** start MATERIAL **

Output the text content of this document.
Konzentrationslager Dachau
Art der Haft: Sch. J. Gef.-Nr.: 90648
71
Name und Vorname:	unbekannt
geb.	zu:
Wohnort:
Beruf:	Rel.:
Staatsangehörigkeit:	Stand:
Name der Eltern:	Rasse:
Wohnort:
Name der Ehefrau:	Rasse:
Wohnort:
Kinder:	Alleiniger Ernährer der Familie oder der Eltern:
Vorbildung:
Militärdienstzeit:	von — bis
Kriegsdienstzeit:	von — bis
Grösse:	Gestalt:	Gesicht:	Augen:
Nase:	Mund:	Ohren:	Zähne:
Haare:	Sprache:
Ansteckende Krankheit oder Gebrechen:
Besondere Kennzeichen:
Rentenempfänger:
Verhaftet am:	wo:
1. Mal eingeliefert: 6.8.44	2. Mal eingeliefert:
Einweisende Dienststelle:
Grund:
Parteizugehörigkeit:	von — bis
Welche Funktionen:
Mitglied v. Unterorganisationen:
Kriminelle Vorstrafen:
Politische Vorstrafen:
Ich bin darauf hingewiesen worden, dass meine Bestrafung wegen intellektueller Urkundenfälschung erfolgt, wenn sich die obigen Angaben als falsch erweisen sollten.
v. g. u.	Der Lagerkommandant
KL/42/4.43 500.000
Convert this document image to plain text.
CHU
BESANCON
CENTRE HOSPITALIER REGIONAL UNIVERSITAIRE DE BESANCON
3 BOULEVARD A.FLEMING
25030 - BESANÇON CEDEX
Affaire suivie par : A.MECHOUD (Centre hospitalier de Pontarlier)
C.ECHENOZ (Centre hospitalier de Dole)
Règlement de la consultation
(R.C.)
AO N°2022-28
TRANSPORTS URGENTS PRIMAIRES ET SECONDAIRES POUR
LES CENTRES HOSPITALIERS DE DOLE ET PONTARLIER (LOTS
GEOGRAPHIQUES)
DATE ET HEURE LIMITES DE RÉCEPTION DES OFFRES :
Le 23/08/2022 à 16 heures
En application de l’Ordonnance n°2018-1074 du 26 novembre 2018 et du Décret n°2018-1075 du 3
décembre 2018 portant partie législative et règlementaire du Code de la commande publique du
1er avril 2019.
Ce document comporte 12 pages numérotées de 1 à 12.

** end MATERIAL **

WHAT NEEDS TO BE DONE:
Show the lines from the data above that contain the string "BESANCON".

FULL ANSWER:
BESANCON
CENTRE HOSPITALIER REGIONAL UNIVERSITAIRE DE BESANCON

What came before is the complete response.